--- begin Material shown ---

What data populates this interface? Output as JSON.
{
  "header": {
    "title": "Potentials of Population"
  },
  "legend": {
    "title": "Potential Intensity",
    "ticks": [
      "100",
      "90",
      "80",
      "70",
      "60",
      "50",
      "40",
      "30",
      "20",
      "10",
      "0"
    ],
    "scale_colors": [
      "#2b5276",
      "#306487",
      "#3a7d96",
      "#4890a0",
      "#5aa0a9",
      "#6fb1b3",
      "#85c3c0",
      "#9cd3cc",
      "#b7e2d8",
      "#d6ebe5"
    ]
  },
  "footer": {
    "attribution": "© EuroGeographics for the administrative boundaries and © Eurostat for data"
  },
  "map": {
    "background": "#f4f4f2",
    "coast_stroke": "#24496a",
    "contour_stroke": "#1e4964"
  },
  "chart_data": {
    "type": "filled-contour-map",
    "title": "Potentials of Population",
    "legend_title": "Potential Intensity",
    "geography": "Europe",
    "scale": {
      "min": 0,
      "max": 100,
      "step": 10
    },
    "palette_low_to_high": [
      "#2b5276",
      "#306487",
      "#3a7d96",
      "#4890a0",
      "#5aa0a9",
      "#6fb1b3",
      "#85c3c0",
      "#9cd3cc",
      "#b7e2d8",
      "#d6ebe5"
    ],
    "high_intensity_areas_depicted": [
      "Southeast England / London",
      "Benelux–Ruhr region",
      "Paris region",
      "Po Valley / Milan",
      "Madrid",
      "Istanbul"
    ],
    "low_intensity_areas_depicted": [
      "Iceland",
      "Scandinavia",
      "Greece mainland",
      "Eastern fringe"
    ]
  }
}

--- end Material shown ---

Output the full listing without altering anything.

What data populates this interface? Output as JSON.
{
  "header": {
    "title": "Potentials of Population"
  },
  "legend": {
    "title": "Potential Intensity",
    "ticks": [
      "100",
      "90",
      "80",
      "70",
      "60",
      "50",
      "40",
      "30",
      "20",
      "10",
      "0"
    ],
    "scale_colors": [
      "#2b5276",
      "#306487",
      "#3a7d96",
      "#4890a0",
      "#5aa0a9",
      "#6fb1b3",
      "#85c3c0",
      "#9cd3cc",
      "#b7e2d8",
      "#d6ebe5"
    ]
  },
  "footer": {
    "attribution": "© EuroGeographics for the administrative boundaries and © Eurostat for data"
  },
  "map": {
    "background": "#f4f4f2",
    "coast_stroke": "#24496a",
    "contour_stroke": "#1e4964"
  },
  "chart_data": {
    "type": "filled-contour-map",
    "title": "Potentials of Population",
    "legend_title": "Potential Intensity",
    "geography": "Europe",
    "scale": {
      "min": 0,
      "max": 100,
      "step": 10
    },
    "palette_low_to_high": [
      "#2b5276",
      "#306487",
      "#3a7d96",
      "#4890a0",
      "#5aa0a9",
      "#6fb1b3",
      "#85c3c0",
      "#9cd3cc",
      "#b7e2d8",
      "#d6ebe5"
    ],
    "high_intensity_areas_depicted": [
      "Southeast England / London",
      "Benelux–Ruhr region",
      "Paris region",
      "Po Valley / Milan",
      "Madrid",
      "Istanbul"
    ],
    "low_intensity_areas_depicted": [
      "Iceland",
      "Scandinavia",
      "Greece mainland",
      "Eastern fringe"
    ]
  }
}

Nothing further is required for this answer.